_Tugas_
1. Sebutkan seluruh jenis kebutuhan minimum yang dicakup Garis Kemiskinan Non Makanan (GKNM) menurut teks tentang kemiskinan.
2. Lanjutkan teks tentang pengukuran kemiskinan mulai dari kalimat terakhirnya.

_Potongan Teks_
━━━━━━━━━━━━━━━━━━━━━━━━━━━━━━

Islam Solusi Tuntas Atasi Kemiskinan




             Oleh: Airnasari, S.Pd 

     Pendidik & Pemerhati Generasi


Angka kemiskinan nasional September 2019 yang baru saja dirilis Badan Pusat Statistik (BPS) pada 15 Januari lalu telah mencapai angka 9,22%. Persentase ini menurun sebesar 0,19 persen poin dari kondisi Maret 2019 dan 0,44 persen poin dari kondisi September 2018. Jika dilihat dari jumlahnya, pada September 2019 masih terdapat 24,79 juta orang miskin di Indonesia. Sementara itu, persentase penduduk miskin di daerah perkotaan turun menjadi 6,56% dan menjadi 12,60% untuk daerah perdesaan.

(tempo.com, 15/1/20)


Indeks keparahan kemiskinan yang menggambarkan penyebaran pengeluaran di antara penduduk miskin, juga menurun dari 0,37 menjadi 0,36. Membaiknya berbagai indikator kemiskinan Indonesia tentu didukung oleh beberapa hal. Selain memahami bagaimana angka kemiskinan diperoleh, faktor di balik turunnya angka kemiskinan juga penting dipahami.


BPS menggunakan konsep kemampuan memenuhi kebutuhan dasar (basic needs approach) dalam mengukur kemiskinan. Metode ini mengacu pada Handbook on Poverty and Inequality terbitan World Bank yang juga digunakan di banyak negara berkembang lainnya. Pendekatan ini digunakan oleh BPS sejak pertama kali menghitung kemiskinan pada 1976 hingga saat ini. (detiknews, 29/1/20)


Kemiskinan didefinisikan sebagai ketidakmampuan dari sisi ekonomi untuk memenuhi kebutuhan dasar makanan dan bukan makanan yang diukur dari sisi pengeluaran. Penduduk yang memiliki rata-rata pengeluaran per kapita per bulan di bawah suatu batas yang disebut garis kemiskinan, tergolong sebagai penduduk miskin. Garis kemiskinan terdiri dari Garis Kemiskinan Makanan (GKM) dan Garis Kemiskinan Non Makanan (GKNM).


GKM merupakan nilai pengeluaran kebutuhan minimum makanan yang disetarakan dengan 2100 kilokalori per kapita per hari. Batas kecukupan makanan ini mengacu pada hasil Widyakarya Pangan dan Gizi 1978 yang menyebutkan bahwa untuk hidup sehat dibutuhkan rata-rata 2100 kilokalori per kapita per hari. Paket komoditas kebutuhan dasar makanan ini diwakili oleh 52 jenis (padi-padian, umbi-umbian, ikan, daging, telur dan susu, sayuran, kacang-kacangan, buah-buahan, minyak dan lemak, dll).


Sementara itu, GKNM adalah kebutuhan minimum untuk perumahan, sandang, pendidikan, dan kesehatan. Paket komoditas kebutuhan dasar non makanan ini diwakili oleh 51 jenis di perkotaan dan 47 jenis di perdesaan.

━━━━━━━━━━━━━━━━━━━━━━━━━━━━━━

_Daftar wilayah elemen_

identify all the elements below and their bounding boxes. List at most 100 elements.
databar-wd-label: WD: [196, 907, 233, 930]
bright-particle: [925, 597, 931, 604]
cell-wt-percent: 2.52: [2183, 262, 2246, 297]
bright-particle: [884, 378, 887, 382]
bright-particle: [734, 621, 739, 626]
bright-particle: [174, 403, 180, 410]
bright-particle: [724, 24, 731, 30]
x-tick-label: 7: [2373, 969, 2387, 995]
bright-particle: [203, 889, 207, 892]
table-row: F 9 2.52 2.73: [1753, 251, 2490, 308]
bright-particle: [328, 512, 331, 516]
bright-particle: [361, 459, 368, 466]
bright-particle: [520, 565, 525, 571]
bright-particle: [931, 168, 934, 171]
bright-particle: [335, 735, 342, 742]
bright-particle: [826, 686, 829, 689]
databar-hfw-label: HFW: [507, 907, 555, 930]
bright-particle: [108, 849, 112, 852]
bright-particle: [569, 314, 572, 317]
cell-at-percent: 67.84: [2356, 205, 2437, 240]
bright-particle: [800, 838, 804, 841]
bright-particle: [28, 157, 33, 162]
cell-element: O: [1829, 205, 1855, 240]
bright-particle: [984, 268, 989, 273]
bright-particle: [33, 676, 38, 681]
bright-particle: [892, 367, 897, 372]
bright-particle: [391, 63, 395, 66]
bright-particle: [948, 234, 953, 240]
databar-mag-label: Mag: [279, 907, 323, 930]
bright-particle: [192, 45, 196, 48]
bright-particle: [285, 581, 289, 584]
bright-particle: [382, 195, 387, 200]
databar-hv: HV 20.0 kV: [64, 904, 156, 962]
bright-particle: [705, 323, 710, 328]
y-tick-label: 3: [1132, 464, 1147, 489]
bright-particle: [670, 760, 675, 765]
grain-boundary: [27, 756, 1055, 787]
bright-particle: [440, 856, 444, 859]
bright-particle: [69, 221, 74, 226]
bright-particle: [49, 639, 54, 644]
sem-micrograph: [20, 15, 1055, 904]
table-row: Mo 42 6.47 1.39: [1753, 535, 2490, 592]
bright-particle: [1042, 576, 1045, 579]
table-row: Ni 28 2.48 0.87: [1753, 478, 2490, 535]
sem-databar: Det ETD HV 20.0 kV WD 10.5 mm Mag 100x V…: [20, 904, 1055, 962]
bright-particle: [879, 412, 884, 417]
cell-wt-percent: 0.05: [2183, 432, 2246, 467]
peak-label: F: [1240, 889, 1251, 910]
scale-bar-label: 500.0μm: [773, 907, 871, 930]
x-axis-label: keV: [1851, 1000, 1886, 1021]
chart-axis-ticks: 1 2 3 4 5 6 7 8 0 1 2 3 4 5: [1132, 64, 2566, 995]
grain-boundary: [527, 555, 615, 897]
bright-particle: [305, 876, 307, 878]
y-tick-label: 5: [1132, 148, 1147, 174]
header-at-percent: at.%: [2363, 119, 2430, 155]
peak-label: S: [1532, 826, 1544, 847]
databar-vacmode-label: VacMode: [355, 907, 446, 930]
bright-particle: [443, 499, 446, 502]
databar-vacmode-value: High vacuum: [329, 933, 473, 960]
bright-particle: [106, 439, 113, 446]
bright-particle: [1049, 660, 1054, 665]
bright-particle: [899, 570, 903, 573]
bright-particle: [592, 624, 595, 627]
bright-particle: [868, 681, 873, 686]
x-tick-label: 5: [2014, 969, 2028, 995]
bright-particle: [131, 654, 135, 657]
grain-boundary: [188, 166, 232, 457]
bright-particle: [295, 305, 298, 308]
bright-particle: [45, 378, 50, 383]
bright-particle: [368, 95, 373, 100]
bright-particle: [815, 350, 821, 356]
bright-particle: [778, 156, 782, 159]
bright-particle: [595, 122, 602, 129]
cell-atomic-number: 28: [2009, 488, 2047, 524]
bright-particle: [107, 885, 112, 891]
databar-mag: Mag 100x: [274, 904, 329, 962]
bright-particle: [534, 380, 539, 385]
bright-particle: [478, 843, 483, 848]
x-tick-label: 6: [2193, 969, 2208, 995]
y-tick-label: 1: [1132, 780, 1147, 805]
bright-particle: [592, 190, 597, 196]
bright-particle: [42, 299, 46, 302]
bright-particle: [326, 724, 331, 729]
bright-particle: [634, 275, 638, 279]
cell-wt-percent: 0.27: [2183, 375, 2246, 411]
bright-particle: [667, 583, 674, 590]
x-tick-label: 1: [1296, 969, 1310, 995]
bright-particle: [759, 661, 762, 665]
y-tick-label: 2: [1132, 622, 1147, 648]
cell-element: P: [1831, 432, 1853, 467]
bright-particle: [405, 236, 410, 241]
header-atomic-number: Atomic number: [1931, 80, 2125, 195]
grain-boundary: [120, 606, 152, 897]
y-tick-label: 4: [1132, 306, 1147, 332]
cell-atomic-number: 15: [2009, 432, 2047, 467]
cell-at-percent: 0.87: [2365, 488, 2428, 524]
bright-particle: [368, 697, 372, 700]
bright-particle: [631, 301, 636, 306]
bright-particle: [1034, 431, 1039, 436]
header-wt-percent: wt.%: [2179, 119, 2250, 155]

━━━━━━━━━━━━━━━━━━━━━━━━━━━━━━

_Jawaban Tugas_
1. Perumahan, sandang, pendidikan, dan kesehatan.

2.
Sumber data yang digunakan untuk mengukur garis kemiskinan adalah hasil Survei Sosial Ekonomi Nasional (Susenas) yang dilakukan BPS setiap Maret dan September. Susenas ini dilakukan dengan wawancara langsung terhadap rumah tangga yang terpilih sebagai sampel dengan menggunakan kuesioner Konsumsi dan Pengeluaran. Setelah pelaksanaan lapangan selesai, selanjutnya dilakukan beberapa tahapan pengolahan sehingga diperoleh data yang siap digunakan untuk menghitung berbagai indikator termasuk kemiskinan.


Islam Punya Solusi Mengatasi Kemiskinan


Dalam Islam, kemiskinan tidak dinilai dari besar pengeluaran atau pendapatan, tetapi dari pemenuhan kebutuhan asasiyah (pokok) secara perorangan. Kebutuhan pokok itu mencakup sandang, pangan, perumahan, kesehatan dan pendidikan secara layak. 


Bahkan dalam Islam, orang baru dikatakan kaya atau sejahtara jika memiliki kelebihan harta di atas 50 dirham. Dalam hal ini Rasulullah Saw. bersabda: “Tidaklah seseorang meminta-minta, sementara ia kaya, kecuali pada Hari Kiamat nanti ia akan memiliki cacat di wajahnya.” Ditanyakan kepada beliau, “Ya Rasulullah, apa yang menjadikan ia termasuk orang kaya?” Beliau menjawab, “Harta sebesar 50 dirham…” (HR an-Nasa’I dan Ahmad).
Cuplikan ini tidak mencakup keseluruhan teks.